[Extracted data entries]
>> Begin
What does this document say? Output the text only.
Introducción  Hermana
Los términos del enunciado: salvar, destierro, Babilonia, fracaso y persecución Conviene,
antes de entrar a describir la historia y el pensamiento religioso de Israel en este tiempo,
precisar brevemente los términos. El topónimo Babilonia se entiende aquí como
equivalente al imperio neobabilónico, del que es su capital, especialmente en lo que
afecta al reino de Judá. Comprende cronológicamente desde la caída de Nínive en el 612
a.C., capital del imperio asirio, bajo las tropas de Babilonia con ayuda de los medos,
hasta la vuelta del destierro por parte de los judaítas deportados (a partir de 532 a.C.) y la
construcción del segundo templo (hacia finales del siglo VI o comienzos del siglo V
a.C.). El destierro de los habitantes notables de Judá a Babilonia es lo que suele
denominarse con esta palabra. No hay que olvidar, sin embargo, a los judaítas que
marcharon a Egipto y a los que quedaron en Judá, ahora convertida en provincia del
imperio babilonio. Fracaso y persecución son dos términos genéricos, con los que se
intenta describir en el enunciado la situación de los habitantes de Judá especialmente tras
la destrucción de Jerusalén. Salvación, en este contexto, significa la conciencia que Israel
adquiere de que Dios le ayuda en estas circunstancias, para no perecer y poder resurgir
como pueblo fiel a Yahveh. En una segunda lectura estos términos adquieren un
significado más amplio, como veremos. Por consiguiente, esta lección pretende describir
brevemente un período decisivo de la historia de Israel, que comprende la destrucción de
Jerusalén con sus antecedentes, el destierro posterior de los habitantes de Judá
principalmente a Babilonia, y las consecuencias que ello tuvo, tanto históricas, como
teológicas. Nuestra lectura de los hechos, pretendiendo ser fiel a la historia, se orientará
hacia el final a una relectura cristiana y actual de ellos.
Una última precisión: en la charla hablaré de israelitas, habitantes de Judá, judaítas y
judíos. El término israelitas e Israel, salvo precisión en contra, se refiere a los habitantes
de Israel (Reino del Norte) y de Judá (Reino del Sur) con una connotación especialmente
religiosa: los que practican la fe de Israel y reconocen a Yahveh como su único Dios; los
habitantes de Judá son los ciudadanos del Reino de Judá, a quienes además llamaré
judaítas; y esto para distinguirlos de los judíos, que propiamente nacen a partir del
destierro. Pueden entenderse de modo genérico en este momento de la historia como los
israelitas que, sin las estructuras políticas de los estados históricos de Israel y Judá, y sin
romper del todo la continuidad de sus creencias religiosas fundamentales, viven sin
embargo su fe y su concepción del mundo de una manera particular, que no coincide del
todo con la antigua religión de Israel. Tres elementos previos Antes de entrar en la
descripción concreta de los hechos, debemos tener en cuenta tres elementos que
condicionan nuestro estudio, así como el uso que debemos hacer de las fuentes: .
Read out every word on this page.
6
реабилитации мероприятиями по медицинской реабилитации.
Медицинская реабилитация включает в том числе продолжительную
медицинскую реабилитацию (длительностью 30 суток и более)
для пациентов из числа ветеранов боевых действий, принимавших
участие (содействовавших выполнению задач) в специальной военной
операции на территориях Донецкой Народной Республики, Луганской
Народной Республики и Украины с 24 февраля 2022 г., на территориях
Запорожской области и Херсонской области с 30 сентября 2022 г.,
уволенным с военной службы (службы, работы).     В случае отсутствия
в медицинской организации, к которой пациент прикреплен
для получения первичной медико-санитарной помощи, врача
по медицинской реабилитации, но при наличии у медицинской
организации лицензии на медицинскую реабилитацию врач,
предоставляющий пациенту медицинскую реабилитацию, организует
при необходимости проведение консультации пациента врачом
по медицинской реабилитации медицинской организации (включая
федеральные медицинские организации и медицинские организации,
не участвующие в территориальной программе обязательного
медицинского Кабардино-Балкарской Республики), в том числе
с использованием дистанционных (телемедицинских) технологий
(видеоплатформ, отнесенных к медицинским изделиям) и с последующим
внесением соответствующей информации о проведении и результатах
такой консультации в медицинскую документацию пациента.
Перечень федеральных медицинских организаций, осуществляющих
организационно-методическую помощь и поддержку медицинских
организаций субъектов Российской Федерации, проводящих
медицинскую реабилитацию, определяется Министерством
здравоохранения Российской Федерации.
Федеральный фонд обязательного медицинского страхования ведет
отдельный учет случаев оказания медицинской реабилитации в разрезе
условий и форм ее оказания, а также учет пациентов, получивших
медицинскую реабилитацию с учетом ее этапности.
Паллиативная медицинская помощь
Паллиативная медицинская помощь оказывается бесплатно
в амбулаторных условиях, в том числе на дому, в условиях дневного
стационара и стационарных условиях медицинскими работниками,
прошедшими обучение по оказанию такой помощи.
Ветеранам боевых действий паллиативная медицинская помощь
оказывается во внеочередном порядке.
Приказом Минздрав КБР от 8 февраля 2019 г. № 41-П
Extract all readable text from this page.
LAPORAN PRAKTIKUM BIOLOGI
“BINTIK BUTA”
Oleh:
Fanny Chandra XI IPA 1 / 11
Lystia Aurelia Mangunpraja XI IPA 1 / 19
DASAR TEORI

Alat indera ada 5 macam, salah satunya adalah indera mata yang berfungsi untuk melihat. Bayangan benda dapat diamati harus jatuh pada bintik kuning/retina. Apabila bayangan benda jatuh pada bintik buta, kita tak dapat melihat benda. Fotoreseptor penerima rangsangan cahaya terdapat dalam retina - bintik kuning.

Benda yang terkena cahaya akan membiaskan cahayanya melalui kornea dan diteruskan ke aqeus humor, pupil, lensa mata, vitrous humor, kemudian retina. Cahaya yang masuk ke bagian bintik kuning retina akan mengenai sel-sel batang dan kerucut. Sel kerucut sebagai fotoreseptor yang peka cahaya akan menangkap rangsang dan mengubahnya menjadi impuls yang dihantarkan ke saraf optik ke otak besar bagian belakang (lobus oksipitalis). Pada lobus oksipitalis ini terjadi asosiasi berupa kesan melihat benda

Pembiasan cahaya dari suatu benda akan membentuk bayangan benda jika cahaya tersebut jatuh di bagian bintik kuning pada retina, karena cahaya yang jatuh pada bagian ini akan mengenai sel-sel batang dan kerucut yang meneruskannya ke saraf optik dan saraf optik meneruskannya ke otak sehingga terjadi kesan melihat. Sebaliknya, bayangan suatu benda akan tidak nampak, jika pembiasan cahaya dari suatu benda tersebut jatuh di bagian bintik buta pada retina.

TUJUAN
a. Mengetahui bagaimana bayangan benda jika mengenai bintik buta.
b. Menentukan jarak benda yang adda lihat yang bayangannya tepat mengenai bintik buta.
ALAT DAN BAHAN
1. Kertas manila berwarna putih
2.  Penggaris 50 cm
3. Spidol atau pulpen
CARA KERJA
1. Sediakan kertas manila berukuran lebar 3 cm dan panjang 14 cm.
>> End
- _PROBLEM STATEMENT_
Repeat the material above in full, keeping every word.

- _WRITTEN RESPONSE_
What does this document say? Output the text only.
Introducción  Hermana
Los términos del enunciado: salvar, destierro, Babilonia, fracaso y persecución Conviene,
antes de entrar a describir la historia y el pensamiento religioso de Israel en este tiempo,
precisar brevemente los términos. El topónimo Babilonia se entiende aquí como
equivalente al imperio neobabilónico, del que es su capital, especialmente en lo que
afecta al reino de Judá. Comprende cronológicamente desde la caída de Nínive en el 612
a.C., capital del imperio asirio, bajo las tropas de Babilonia con ayuda de los medos,
hasta la vuelta del destierro por parte de los judaítas deportados (a partir de 532 a.C.) y la
construcción del segundo templo (hacia finales del siglo VI o comienzos del siglo V
a.C.). El destierro de los habitantes notables de Judá a Babilonia es lo que suele
denominarse con esta palabra. No hay que olvidar, sin embargo, a los judaítas que
marcharon a Egipto y a los que quedaron en Judá, ahora convertida en provincia del
imperio babilonio. Fracaso y persecución son dos términos genéricos, con los que se
intenta describir en el enunciado la situación de los habitantes de Judá especialmente tras
la destrucción de Jerusalén. Salvación, en este contexto, significa la conciencia que Israel
adquiere de que Dios le ayuda en estas circunstancias, para no perecer y poder resurgir
como pueblo fiel a Yahveh. En una segunda lectura estos términos adquieren un
significado más amplio, como veremos. Por consiguiente, esta lección pretende describir
brevemente un período decisivo de la historia de Israel, que comprende la destrucción de
Jerusalén con sus antecedentes, el destierro posterior de los habitantes de Judá
principalmente a Babilonia, y las consecuencias que ello tuvo, tanto históricas, como
teológicas. Nuestra lectura de los hechos, pretendiendo ser fiel a la historia, se orientará
hacia el final a una relectura cristiana y actual de ellos.
Una última precisión: en la charla hablaré de israelitas, habitantes de Judá, judaítas y
judíos. El término israelitas e Israel, salvo precisión en contra, se refiere a los habitantes
de Israel (Reino del Norte) y de Judá (Reino del Sur) con una connotación especialmente
religiosa: los que practican la fe de Israel y reconocen a Yahveh como su único Dios; los
habitantes de Judá son los ciudadanos del Reino de Judá, a quienes además llamaré
judaítas; y esto para distinguirlos de los judíos, que propiamente nacen a partir del
destierro. Pueden entenderse de modo genérico en este momento de la historia como los
israelitas que, sin las estructuras políticas de los estados históricos de Israel y Judá, y sin
romper del todo la continuidad de sus creencias religiosas fundamentales, viven sin
embargo su fe y su concepción del mundo de una manera particular, que no coincide del
todo con la antigua religión de Israel. Tres elementos previos Antes de entrar en la
descripción concreta de los hechos, debemos tener en cuenta tres elementos que
condicionan nuestro estudio, así como el uso que debemos hacer de las fuentes: .
Read out every word on this page.
6
реабилитации мероприятиями по медицинской реабилитации.
Медицинская реабилитация включает в том числе продолжительную
медицинскую реабилитацию (длительностью 30 суток и более)
для пациентов из числа ветеранов боевых действий, принимавших
участие (содействовавших выполнению задач) в специальной военной
операции на территориях Донецкой Народной Республики, Луганской
Народной Республики и Украины с 24 февраля 2022 г., на территориях
Запорожской области и Херсонской области с 30 сентября 2022 г.,
уволенным с военной службы (службы, работы).     В случае отсутствия
в медицинской организации, к которой пациент прикреплен
для получения первичной медико-санитарной помощи, врача
по медицинской реабилитации, но при наличии у медицинской
организации лицензии на медицинскую реабилитацию врач,
предоставляющий пациенту медицинскую реабилитацию, организует
при необходимости проведение консультации пациента врачом
по медицинской реабилитации медицинской организации (включая
федеральные медицинские организации и медицинские организации,
не участвующие в территориальной программе обязательного
медицинского Кабардино-Балкарской Республики), в том числе
с использованием дистанционных (телемедицинских) технологий
(видеоплатформ, отнесенных к медицинским изделиям) и с последующим
внесением соответствующей информации о проведении и результатах
такой консультации в медицинскую документацию пациента.
Перечень федеральных медицинских организаций, осуществляющих
организационно-методическую помощь и поддержку медицинских
организаций субъектов Российской Федерации, проводящих
медицинскую реабилитацию, определяется Министерством
здравоохранения Российской Федерации.
Федеральный фонд обязательного медицинского страхования ведет
отдельный учет случаев оказания медицинской реабилитации в разрезе
условий и форм ее оказания, а также учет пациентов, получивших
медицинскую реабилитацию с учетом ее этапности.
Паллиативная медицинская помощь
Паллиативная медицинская помощь оказывается бесплатно
в амбулаторных условиях, в том числе на дому, в условиях дневного
стационара и стационарных условиях медицинскими работниками,
прошедшими обучение по оказанию такой помощи.
Ветеранам боевых действий паллиативная медицинская помощь
оказывается во внеочередном порядке.
Приказом Минздрав КБР от 8 февраля 2019 г. № 41-П
Extract all readable text from this page.
LAPORAN PRAKTIKUM BIOLOGI
“BINTIK BUTA”
Oleh:
Fanny Chandra XI IPA 1 / 11
Lystia Aurelia Mangunpraja XI IPA 1 / 19
DASAR TEORI

Alat indera ada 5 macam, salah satunya adalah indera mata yang berfungsi untuk melihat. Bayangan benda dapat diamati harus jatuh pada bintik kuning/retina. Apabila bayangan benda jatuh pada bintik buta, kita tak dapat melihat benda. Fotoreseptor penerima rangsangan cahaya terdapat dalam retina - bintik kuning.

Benda yang terkena cahaya akan membiaskan cahayanya melalui kornea dan diteruskan ke aqeus humor, pupil, lensa mata, vitrous humor, kemudian retina. Cahaya yang masuk ke bagian bintik kuning retina akan mengenai sel-sel batang dan kerucut. Sel kerucut sebagai fotoreseptor yang peka cahaya akan menangkap rangsang dan mengubahnya menjadi impuls yang dihantarkan ke saraf optik ke otak besar bagian belakang (lobus oksipitalis). Pada lobus oksipitalis ini terjadi asosiasi berupa kesan melihat benda

Pembiasan cahaya dari suatu benda akan membentuk bayangan benda jika cahaya tersebut jatuh di bagian bintik kuning pada retina, karena cahaya yang jatuh pada bagian ini akan mengenai sel-sel batang dan kerucut yang meneruskannya ke saraf optik dan saraf optik meneruskannya ke otak sehingga terjadi kesan melihat. Sebaliknya, bayangan suatu benda akan tidak nampak, jika pembiasan cahaya dari suatu benda tersebut jatuh di bagian bintik buta pada retina.

TUJUAN
a. Mengetahui bagaimana bayangan benda jika mengenai bintik buta.
b. Menentukan jarak benda yang adda lihat yang bayangannya tepat mengenai bintik buta.
ALAT DAN BAHAN
1. Kertas manila berwarna putih
2.  Penggaris 50 cm
3. Spidol atau pulpen
CARA KERJA
1. Sediakan kertas manila berukuran lebar 3 cm dan panjang 14 cm.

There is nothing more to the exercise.